*Description of the task*:
Copy every line with the string "JSON" in it.

*Collected data entries*:
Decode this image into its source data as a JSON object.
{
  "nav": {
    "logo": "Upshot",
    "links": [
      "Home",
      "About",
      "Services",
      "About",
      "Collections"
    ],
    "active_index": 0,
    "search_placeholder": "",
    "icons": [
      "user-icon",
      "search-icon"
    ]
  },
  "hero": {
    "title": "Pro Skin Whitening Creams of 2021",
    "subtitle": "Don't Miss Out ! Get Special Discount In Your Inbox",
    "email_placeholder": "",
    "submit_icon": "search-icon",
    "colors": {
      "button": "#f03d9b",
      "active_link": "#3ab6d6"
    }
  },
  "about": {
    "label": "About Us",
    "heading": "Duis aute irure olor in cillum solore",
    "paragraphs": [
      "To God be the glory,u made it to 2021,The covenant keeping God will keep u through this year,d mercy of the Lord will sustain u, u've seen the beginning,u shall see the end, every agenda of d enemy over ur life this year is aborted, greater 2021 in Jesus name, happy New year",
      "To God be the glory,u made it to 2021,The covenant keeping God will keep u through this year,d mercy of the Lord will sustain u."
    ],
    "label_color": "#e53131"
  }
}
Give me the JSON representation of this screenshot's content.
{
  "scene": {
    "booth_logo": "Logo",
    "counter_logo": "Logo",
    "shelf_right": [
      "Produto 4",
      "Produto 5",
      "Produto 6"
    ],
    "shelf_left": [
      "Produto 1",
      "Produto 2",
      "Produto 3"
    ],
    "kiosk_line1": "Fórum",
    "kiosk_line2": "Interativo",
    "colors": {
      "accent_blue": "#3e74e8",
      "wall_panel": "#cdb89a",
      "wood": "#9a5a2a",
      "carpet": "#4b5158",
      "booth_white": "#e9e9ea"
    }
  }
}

*Exercise output*:
Decode this image into its source data as a JSON object.
Give me the JSON representation of this screenshot's content.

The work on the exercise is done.